*** Given entries ***

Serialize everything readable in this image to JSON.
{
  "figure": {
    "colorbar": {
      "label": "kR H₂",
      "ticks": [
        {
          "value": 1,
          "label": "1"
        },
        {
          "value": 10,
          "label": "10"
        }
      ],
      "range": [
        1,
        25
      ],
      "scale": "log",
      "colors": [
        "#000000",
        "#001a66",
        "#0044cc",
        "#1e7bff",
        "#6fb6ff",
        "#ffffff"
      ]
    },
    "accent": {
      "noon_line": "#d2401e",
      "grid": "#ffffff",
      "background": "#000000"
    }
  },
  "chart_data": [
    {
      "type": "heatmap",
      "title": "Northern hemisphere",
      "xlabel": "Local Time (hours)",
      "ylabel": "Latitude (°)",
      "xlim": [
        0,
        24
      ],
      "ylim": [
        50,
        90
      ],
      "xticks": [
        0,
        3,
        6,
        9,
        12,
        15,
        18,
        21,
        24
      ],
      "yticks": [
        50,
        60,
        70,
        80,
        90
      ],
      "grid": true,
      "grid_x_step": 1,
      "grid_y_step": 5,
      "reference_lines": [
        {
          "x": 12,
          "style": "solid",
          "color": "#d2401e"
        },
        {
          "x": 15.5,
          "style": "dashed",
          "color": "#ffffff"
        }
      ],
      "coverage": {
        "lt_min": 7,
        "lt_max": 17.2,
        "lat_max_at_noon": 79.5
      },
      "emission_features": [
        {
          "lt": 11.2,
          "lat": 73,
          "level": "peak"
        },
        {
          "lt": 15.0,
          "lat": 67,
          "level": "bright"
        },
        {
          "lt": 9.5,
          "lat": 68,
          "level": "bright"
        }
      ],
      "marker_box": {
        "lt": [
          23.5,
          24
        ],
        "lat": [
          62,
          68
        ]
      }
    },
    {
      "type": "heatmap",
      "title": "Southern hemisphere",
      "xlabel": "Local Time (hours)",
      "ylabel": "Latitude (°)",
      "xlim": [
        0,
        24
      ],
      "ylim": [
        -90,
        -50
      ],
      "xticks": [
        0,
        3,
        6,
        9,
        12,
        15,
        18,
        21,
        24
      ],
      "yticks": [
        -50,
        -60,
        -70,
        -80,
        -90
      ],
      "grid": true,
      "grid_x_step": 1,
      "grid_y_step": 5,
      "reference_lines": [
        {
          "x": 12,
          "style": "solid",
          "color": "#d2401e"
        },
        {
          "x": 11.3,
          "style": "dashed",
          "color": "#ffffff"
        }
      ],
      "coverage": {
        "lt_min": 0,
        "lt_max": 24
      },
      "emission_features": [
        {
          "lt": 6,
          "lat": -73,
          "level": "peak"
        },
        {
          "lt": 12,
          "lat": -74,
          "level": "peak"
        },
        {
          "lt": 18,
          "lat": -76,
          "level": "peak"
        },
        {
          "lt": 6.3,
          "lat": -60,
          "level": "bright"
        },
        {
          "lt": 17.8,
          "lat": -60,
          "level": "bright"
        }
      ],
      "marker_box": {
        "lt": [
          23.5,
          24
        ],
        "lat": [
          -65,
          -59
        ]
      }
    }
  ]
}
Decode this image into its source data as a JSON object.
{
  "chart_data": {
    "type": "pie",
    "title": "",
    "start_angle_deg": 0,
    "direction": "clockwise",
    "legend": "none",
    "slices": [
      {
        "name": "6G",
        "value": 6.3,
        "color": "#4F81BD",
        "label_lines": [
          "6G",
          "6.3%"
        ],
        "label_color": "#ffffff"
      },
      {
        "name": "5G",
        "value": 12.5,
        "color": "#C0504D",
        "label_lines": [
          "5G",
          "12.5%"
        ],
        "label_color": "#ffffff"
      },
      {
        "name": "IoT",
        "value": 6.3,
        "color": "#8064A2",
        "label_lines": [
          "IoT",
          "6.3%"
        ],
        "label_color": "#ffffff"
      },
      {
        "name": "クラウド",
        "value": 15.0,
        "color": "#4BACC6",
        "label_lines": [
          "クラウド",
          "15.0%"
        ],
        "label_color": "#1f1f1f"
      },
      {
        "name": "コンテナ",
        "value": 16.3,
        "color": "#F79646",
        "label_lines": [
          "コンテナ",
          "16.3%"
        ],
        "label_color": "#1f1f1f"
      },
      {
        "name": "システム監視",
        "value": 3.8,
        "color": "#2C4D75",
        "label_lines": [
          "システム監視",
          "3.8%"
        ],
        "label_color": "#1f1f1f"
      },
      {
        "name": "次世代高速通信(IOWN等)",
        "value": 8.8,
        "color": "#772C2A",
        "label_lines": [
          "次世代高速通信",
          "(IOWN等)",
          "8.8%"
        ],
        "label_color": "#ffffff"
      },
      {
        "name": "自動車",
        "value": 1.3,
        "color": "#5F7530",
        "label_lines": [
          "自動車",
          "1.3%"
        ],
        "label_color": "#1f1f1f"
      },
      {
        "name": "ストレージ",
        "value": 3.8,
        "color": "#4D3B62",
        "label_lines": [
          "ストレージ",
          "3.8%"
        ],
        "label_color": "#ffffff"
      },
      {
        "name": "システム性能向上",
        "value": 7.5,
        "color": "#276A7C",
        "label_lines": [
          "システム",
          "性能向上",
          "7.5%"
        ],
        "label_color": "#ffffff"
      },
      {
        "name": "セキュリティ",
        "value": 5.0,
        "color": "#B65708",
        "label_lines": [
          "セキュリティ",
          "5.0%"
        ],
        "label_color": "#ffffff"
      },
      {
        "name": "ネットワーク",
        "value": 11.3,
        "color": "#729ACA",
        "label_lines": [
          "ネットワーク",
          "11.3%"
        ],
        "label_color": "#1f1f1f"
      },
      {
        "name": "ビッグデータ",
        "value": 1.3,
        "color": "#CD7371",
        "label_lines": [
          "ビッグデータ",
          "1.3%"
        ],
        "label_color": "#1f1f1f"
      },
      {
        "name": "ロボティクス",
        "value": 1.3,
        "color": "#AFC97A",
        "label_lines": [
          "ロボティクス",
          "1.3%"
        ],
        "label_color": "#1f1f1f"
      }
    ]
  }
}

***

**What is expected:** Could you reproduce every record above exactly as it appears?

**Answer to this exercise:**
Serialize everything readable in this image to JSON.
{
  "figure": {
    "colorbar": {
      "label": "kR H₂",
      "ticks": [
        {
          "value": 1,
          "label": "1"
        },
        {
          "value": 10,
          "label": "10"
        }
      ],
      "range": [
        1,
        25
      ],
      "scale": "log",
      "colors": [
        "#000000",
        "#001a66",
        "#0044cc",
        "#1e7bff",
        "#6fb6ff",
        "#ffffff"
      ]
    },
    "accent": {
      "noon_line": "#d2401e",
      "grid": "#ffffff",
      "background": "#000000"
    }
  },
  "chart_data": [
    {
      "type": "heatmap",
      "title": "Northern hemisphere",
      "xlabel": "Local Time (hours)",
      "ylabel": "Latitude (°)",
      "xlim": [
        0,
        24
      ],
      "ylim": [
        50,
        90
      ],
      "xticks": [
        0,
        3,
        6,
        9,
        12,
        15,
        18,
        21,
        24
      ],
      "yticks": [
        50,
        60,
        70,
        80,
        90
      ],
      "grid": true,
      "grid_x_step": 1,
      "grid_y_step": 5,
      "reference_lines": [
        {
          "x": 12,
          "style": "solid",
          "color": "#d2401e"
        },
        {
          "x": 15.5,
          "style": "dashed",
          "color": "#ffffff"
        }
      ],
      "coverage": {
        "lt_min": 7,
        "lt_max": 17.2,
        "lat_max_at_noon": 79.5
      },
      "emission_features": [
        {
          "lt": 11.2,
          "lat": 73,
          "level": "peak"
        },
        {
          "lt": 15.0,
          "lat": 67,
          "level": "bright"
        },
        {
          "lt": 9.5,
          "lat": 68,
          "level": "bright"
        }
      ],
      "marker_box": {
        "lt": [
          23.5,
          24
        ],
        "lat": [
          62,
          68
        ]
      }
    },
    {
      "type": "heatmap",
      "title": "Southern hemisphere",
      "xlabel": "Local Time (hours)",
      "ylabel": "Latitude (°)",
      "xlim": [
        0,
        24
      ],
      "ylim": [
        -90,
        -50
      ],
      "xticks": [
        0,
        3,
        6,
        9,
        12,
        15,
        18,
        21,
        24
      ],
      "yticks": [
        -50,
        -60,
        -70,
        -80,
        -90
      ],
      "grid": true,
      "grid_x_step": 1,
      "grid_y_step": 5,
      "reference_lines": [
        {
          "x": 12,
          "style": "solid",
          "color": "#d2401e"
        },
        {
          "x": 11.3,
          "style": "dashed",
          "color": "#ffffff"
        }
      ],
      "coverage": {
        "lt_min": 0,
        "lt_max": 24
      },
      "emission_features": [
        {
          "lt": 6,
          "lat": -73,
          "level": "peak"
        },
        {
          "lt": 12,
          "lat": -74,
          "level": "peak"
        },
        {
          "lt": 18,
          "lat": -76,
          "level": "peak"
        },
        {
          "lt": 6.3,
          "lat": -60,
          "level": "bright"
        },
        {
          "lt": 17.8,
          "lat": -60,
          "level": "bright"
        }
      ],
      "marker_box": {
        "lt": [
          23.5,
          24
        ],
        "lat": [
          -65,
          -59
        ]
      }
    }
  ]
}
Decode this image into its source data as a JSON object.
{
  "chart_data": {
    "type": "pie",
    "title": "",
    "start_angle_deg": 0,
    "direction": "clockwise",
    "legend": "none",
    "slices": [
      {
        "name": "6G",
        "value": 6.3,
        "color": "#4F81BD",
        "label_lines": [
          "6G",
          "6.3%"
        ],
        "label_color": "#ffffff"
      },
      {
        "name": "5G",
        "value": 12.5,
        "color": "#C0504D",
        "label_lines": [
          "5G",
          "12.5%"
        ],
        "label_color": "#ffffff"
      },
      {
        "name": "IoT",
        "value": 6.3,
        "color": "#8064A2",
        "label_lines": [
          "IoT",
          "6.3%"
        ],
        "label_color": "#ffffff"
      },
      {
        "name": "クラウド",
        "value": 15.0,
        "color": "#4BACC6",
        "label_lines": [
          "クラウド",
          "15.0%"
        ],
        "label_color": "#1f1f1f"
      },
      {
        "name": "コンテナ",
        "value": 16.3,
        "color": "#F79646",
        "label_lines": [
          "コンテナ",
          "16.3%"
        ],
        "label_color": "#1f1f1f"
      },
      {
        "name": "システム監視",
        "value": 3.8,
        "color": "#2C4D75",
        "label_lines": [
          "システム監視",
          "3.8%"
        ],
        "label_color": "#1f1f1f"
      },
      {
        "name": "次世代高速通信(IOWN等)",
        "value": 8.8,
        "color": "#772C2A",
        "label_lines": [
          "次世代高速通信",
          "(IOWN等)",
          "8.8%"
        ],
        "label_color": "#ffffff"
      },
      {
        "name": "自動車",
        "value": 1.3,
        "color": "#5F7530",
        "label_lines": [
          "自動車",
          "1.3%"
        ],
        "label_color": "#1f1f1f"
      },
      {
        "name": "ストレージ",
        "value": 3.8,
        "color": "#4D3B62",
        "label_lines": [
          "ストレージ",
          "3.8%"
        ],
        "label_color": "#ffffff"
      },
      {
        "name": "システム性能向上",
        "value": 7.5,
        "color": "#276A7C",
        "label_lines": [
          "システム",
          "性能向上",
          "7.5%"
        ],
        "label_color": "#ffffff"
      },
      {
        "name": "セキュリティ",
        "value": 5.0,
        "color": "#B65708",
        "label_lines": [
          "セキュリティ",
          "5.0%"
        ],
        "label_color": "#ffffff"
      },
      {
        "name": "ネットワーク",
        "value": 11.3,
        "color": "#729ACA",
        "label_lines": [
          "ネットワーク",
          "11.3%"
        ],
        "label_color": "#1f1f1f"
      },
      {
        "name": "ビッグデータ",
        "value": 1.3,
        "color": "#CD7371",
        "label_lines": [
          "ビッグデータ",
          "1.3%"
        ],
        "label_color": "#1f1f1f"
      },
      {
        "name": "ロボティクス",
        "value": 1.3,
        "color": "#AFC97A",
        "label_lines": [
          "ロボティクス",
          "1.3%"
        ],
        "label_color": "#1f1f1f"
      }
    ]
  }
}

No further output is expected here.